Make an exact copy of the records, with the pictures left out.

## start THE RECORDS

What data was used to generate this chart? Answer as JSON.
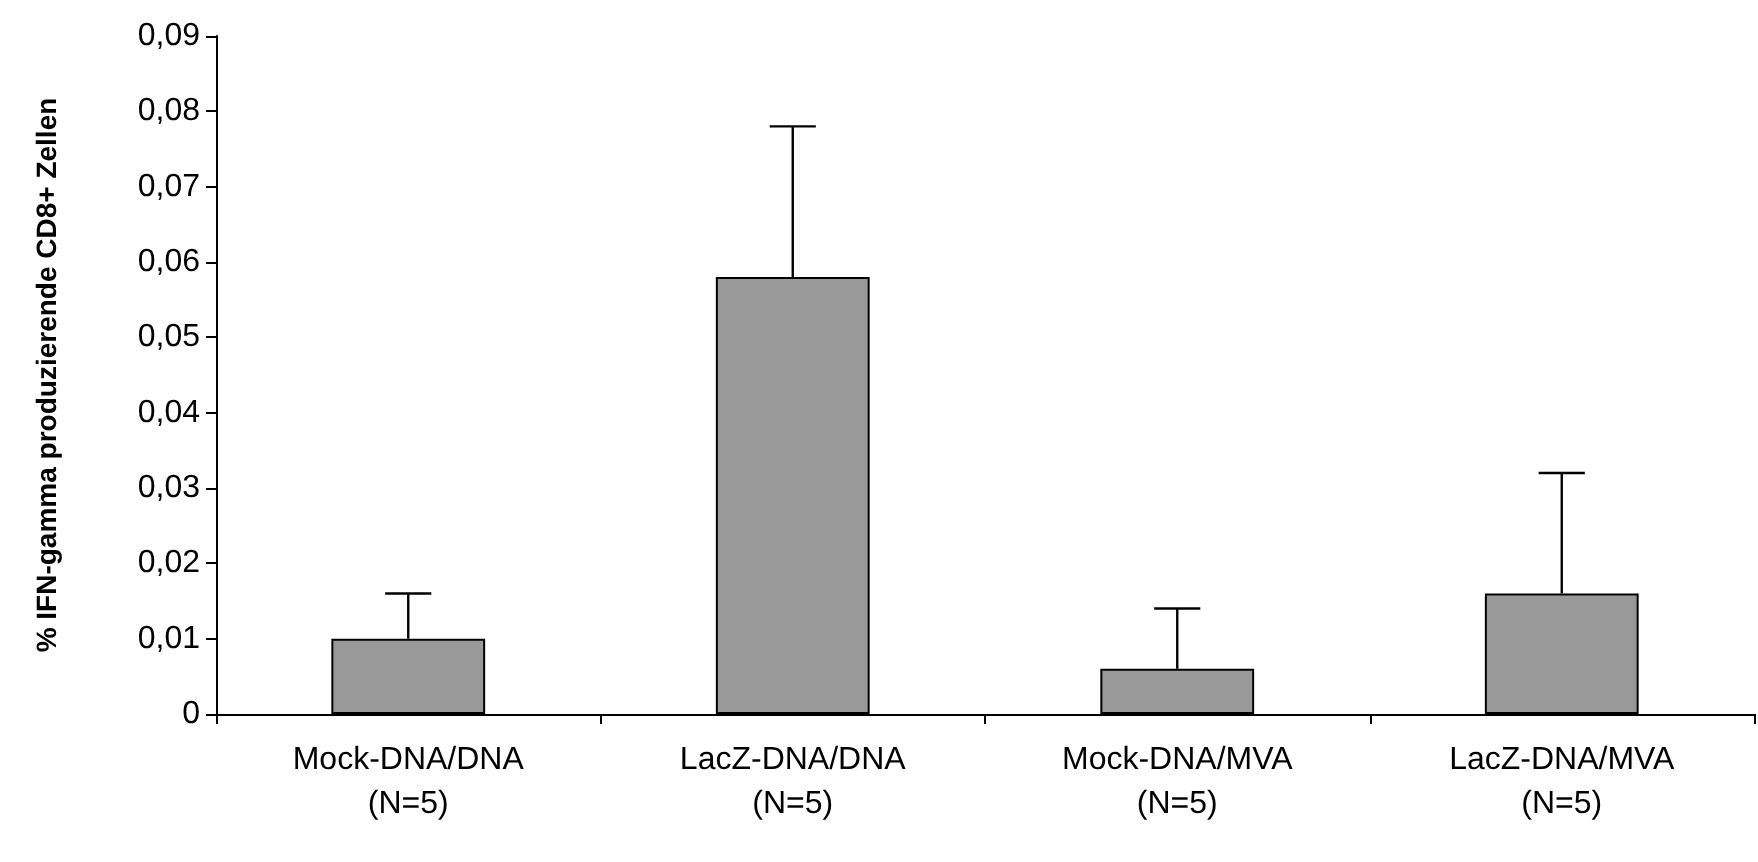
{
  "chart_data": {
    "type": "bar",
    "ylabel": "% IFN-gamma produzierende CD8+ Zellen",
    "categories": [
      "Mock-DNA/DNA\n(N=5)",
      "LacZ-DNA/DNA\n(N=5)",
      "Mock-DNA/MVA\n(N=5)",
      "LacZ-DNA/MVA\n(N=5)"
    ],
    "values": [
      0.01,
      0.058,
      0.006,
      0.016
    ],
    "errors": [
      [
        0.01,
        0.016
      ],
      [
        0.058,
        0.078
      ],
      [
        0.006,
        0.014
      ],
      [
        0.016,
        0.032
      ]
    ],
    "color": "#999999",
    "ylim": [
      0,
      0.09
    ],
    "yticks": [
      0,
      {
        "value": 0.01,
        "label": "0,01"
      },
      {
        "value": 0.02,
        "label": "0,02"
      },
      {
        "value": 0.03,
        "label": "0,03"
      },
      {
        "value": 0.04,
        "label": "0,04"
      },
      {
        "value": 0.05,
        "label": "0,05"
      },
      {
        "value": 0.06,
        "label": "0,06"
      },
      {
        "value": 0.07,
        "label": "0,07"
      },
      {
        "value": 0.08,
        "label": "0,08"
      },
      {
        "value": 0.09,
        "label": "0,09"
      }
    ],
    "grid": false
  }
}
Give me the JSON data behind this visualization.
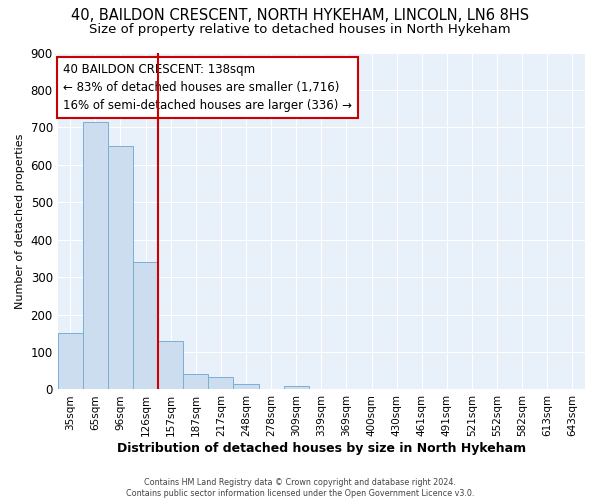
{
  "title1": "40, BAILDON CRESCENT, NORTH HYKEHAM, LINCOLN, LN6 8HS",
  "title2": "Size of property relative to detached houses in North Hykeham",
  "xlabel": "Distribution of detached houses by size in North Hykeham",
  "ylabel": "Number of detached properties",
  "categories": [
    "35sqm",
    "65sqm",
    "96sqm",
    "126sqm",
    "157sqm",
    "187sqm",
    "217sqm",
    "248sqm",
    "278sqm",
    "309sqm",
    "339sqm",
    "369sqm",
    "400sqm",
    "430sqm",
    "461sqm",
    "491sqm",
    "521sqm",
    "552sqm",
    "582sqm",
    "613sqm",
    "643sqm"
  ],
  "values": [
    150,
    715,
    650,
    340,
    130,
    42,
    32,
    14,
    0,
    10,
    0,
    0,
    0,
    0,
    0,
    0,
    0,
    0,
    0,
    0,
    0
  ],
  "bar_color": "#ccddf0",
  "bar_edge_color": "#7bafd4",
  "bar_width": 1.0,
  "vline_x": 3.5,
  "vline_color": "#cc0000",
  "annotation_text": "40 BAILDON CRESCENT: 138sqm\n← 83% of detached houses are smaller (1,716)\n16% of semi-detached houses are larger (336) →",
  "annotation_box_color": "#ffffff",
  "annotation_box_edge": "#cc0000",
  "footnote": "Contains HM Land Registry data © Crown copyright and database right 2024.\nContains public sector information licensed under the Open Government Licence v3.0.",
  "ylim": [
    0,
    900
  ],
  "yticks": [
    0,
    100,
    200,
    300,
    400,
    500,
    600,
    700,
    800,
    900
  ],
  "bg_color": "#e8f0fa",
  "grid_color": "#ffffff",
  "fig_bg": "#ffffff",
  "title1_fontsize": 10.5,
  "title2_fontsize": 9.5,
  "annot_fontsize": 8.5,
  "xlabel_fontsize": 9,
  "ylabel_fontsize": 8
}
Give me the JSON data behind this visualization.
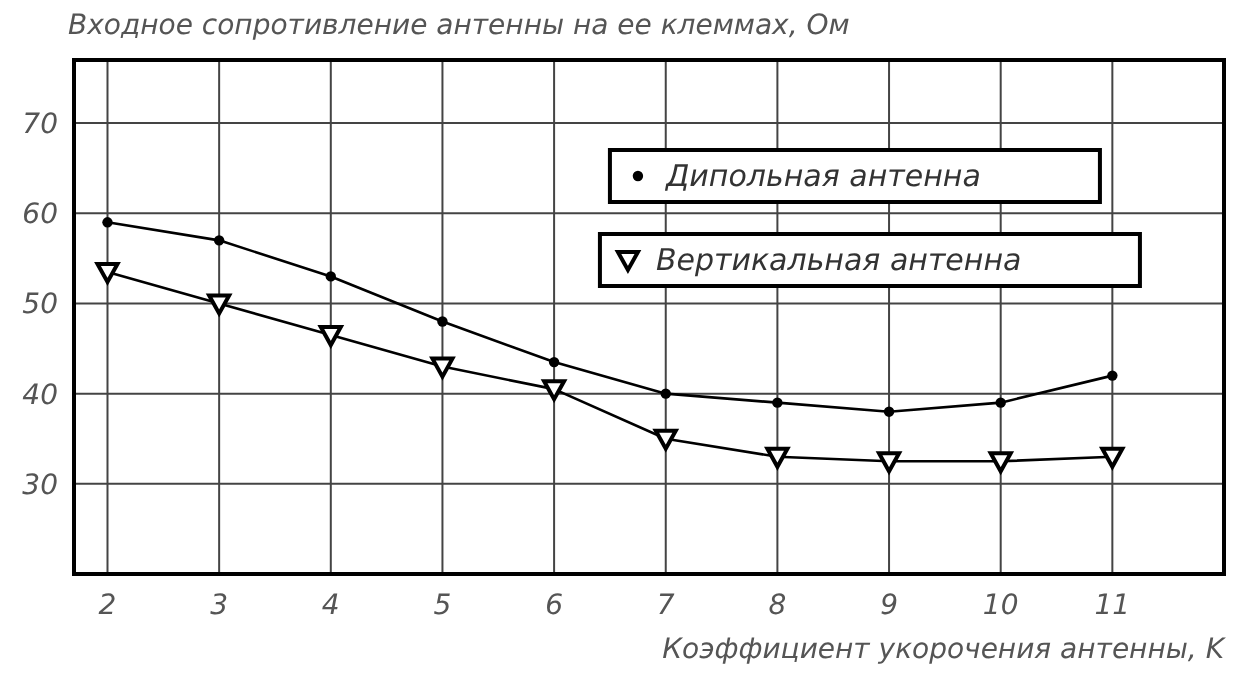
{
  "chart_data": {
    "type": "line",
    "title": "Входное сопротивление антенны на ее клеммах, Ом",
    "xlabel": "Коэффициент укорочения антенны, K",
    "x": [
      2,
      3,
      4,
      5,
      6,
      7,
      8,
      9,
      10,
      11
    ],
    "series": [
      {
        "name": "Дипольная антенна",
        "color": "#000000",
        "marker": "circle",
        "values": [
          59,
          57,
          53,
          48,
          43.5,
          40,
          39,
          38,
          39,
          42
        ]
      },
      {
        "name": "Вертикальная антенна",
        "color": "#000000",
        "marker": "triangle",
        "values": [
          53.5,
          50,
          46.5,
          43,
          40.5,
          35,
          33,
          32.5,
          32.5,
          33
        ]
      }
    ],
    "xlim": [
      1.7,
      12
    ],
    "xticks": [
      2,
      3,
      4,
      5,
      6,
      7,
      8,
      9,
      10,
      11
    ],
    "ylim": [
      20,
      77
    ],
    "yticks": [
      30,
      40,
      50,
      60,
      70
    ],
    "grid": true,
    "legend": "top right",
    "line_style": "solid"
  }
}
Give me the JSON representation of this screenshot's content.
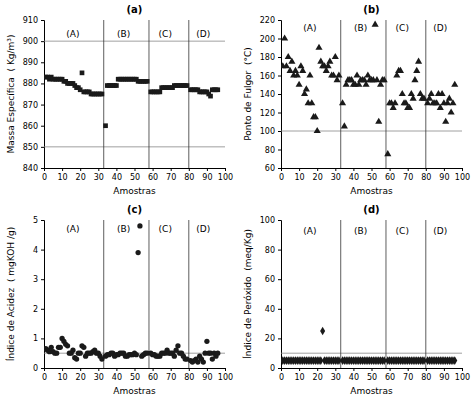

## end THE RECORDS

■ EXERCISE RESPONSE
What data was used to generate this chart? Answer as JSON.
{
  "chart_data": {
    "type": "bar",
    "ylabel": "% IFN-gamma produzierende CD8+ Zellen",
    "categories": [
      "Mock-DNA/DNA\n(N=5)",
      "LacZ-DNA/DNA\n(N=5)",
      "Mock-DNA/MVA\n(N=5)",
      "LacZ-DNA/MVA\n(N=5)"
    ],
    "values": [
      0.01,
      0.058,
      0.006,
      0.016
    ],
    "errors": [
      [
        0.01,
        0.016
      ],
      [
        0.058,
        0.078
      ],
      [
        0.006,
        0.014
      ],
      [
        0.016,
        0.032
      ]
    ],
    "color": "#999999",
    "ylim": [
      0,
      0.09
    ],
    "yticks": [
      0,
      {
        "value": 0.01,
        "label": "0,01"
      },
      {
        "value": 0.02,
        "label": "0,02"
      },
      {
        "value": 0.03,
        "label": "0,03"
      },
      {
        "value": 0.04,
        "label": "0,04"
      },
      {
        "value": 0.05,
        "label": "0,05"
      },
      {
        "value": 0.06,
        "label": "0,06"
      },
      {
        "value": 0.07,
        "label": "0,07"
      },
      {
        "value": 0.08,
        "label": "0,08"
      },
      {
        "value": 0.09,
        "label": "0,09"
      }
    ],
    "grid": false
  }
}
Give me the JSON data behind this visualization.
{
  "title1": "40, BAILDON CRESCENT, NORTH HYKEHAM, LINCOLN, LN6 8HS",
  "title2": "Size of property relative to detached houses in North Hykeham",
  "xlabel": "Distribution of detached houses by size in North Hykeham",
  "ylabel": "Number of detached properties",
  "categories": [
    "35sqm",
    "65sqm",
    "96sqm",
    "126sqm",
    "157sqm",
    "187sqm",
    "217sqm",
    "248sqm",
    "278sqm",
    "309sqm",
    "339sqm",
    "369sqm",
    "400sqm",
    "430sqm",
    "461sqm",
    "491sqm",
    "521sqm",
    "552sqm",
    "582sqm",
    "613sqm",
    "643sqm"
  ],
  "values": [
    150,
    715,
    650,
    340,
    130,
    42,
    32,
    14,
    0,
    10,
    0,
    0,
    0,
    0,
    0,
    0,
    0,
    0,
    0,
    0,
    0
  ],
  "bar_color": "#ccddf0",
  "bar_edge_color": "#7bafd4",
  "bar_width": 1.0,
  "vline_x": 3.5,
  "vline_color": "#cc0000",
  "annotation_text": "40 BAILDON CRESCENT: 138sqm\n← 83% of detached houses are smaller (1,716)\n16% of semi-detached houses are larger (336) →",
  "annotation_box_color": "#ffffff",
  "annotation_box_edge": "#cc0000",
  "footnote": "Contains HM Land Registry data © Crown copyright and database right 2024.\nContains public sector information licensed under the Open Government Licence v3.0.",
  "ylim": [
    0,
    900
  ],
  "yticks": [
    0,
    100,
    200,
    300,
    400,
    500,
    600,
    700,
    800,
    900
  ],
  "bg_color": "#e8f0fa",
  "grid_color": "#ffffff",
  "fig_bg": "#ffffff",
  "title1_fontsize": 10.5,
  "title2_fontsize": 9.5,
  "annot_fontsize": 8.5,
  "xlabel_fontsize": 9,
  "ylabel_fontsize": 8
}
Give me the JSON data behind this visualization.
{
  "chart_data": {
    "type": "line",
    "title": "Входное сопротивление антенны на ее клеммах, Ом",
    "xlabel": "Коэффициент укорочения антенны, K",
    "x": [
      2,
      3,
      4,
      5,
      6,
      7,
      8,
      9,
      10,
      11
    ],
    "series": [
      {
        "name": "Дипольная антенна",
        "color": "#000000",
        "marker": "circle",
        "values": [
          59,
          57,
          53,
          48,
          43.5,
          40,
          39,
          38,
          39,
          42
        ]
      },
      {
        "name": "Вертикальная антенна",
        "color": "#000000",
        "marker": "triangle",
        "values": [
          53.5,
          50,
          46.5,
          43,
          40.5,
          35,
          33,
          32.5,
          32.5,
          33
        ]
      }
    ],
    "xlim": [
      1.7,
      12
    ],
    "xticks": [
      2,
      3,
      4,
      5,
      6,
      7,
      8,
      9,
      10,
      11
    ],
    "ylim": [
      20,
      77
    ],
    "yticks": [
      30,
      40,
      50,
      60,
      70
    ],
    "grid": true,
    "legend": "top right",
    "line_style": "solid"
  }
}
Give me the JSON representation of this screenshot's content.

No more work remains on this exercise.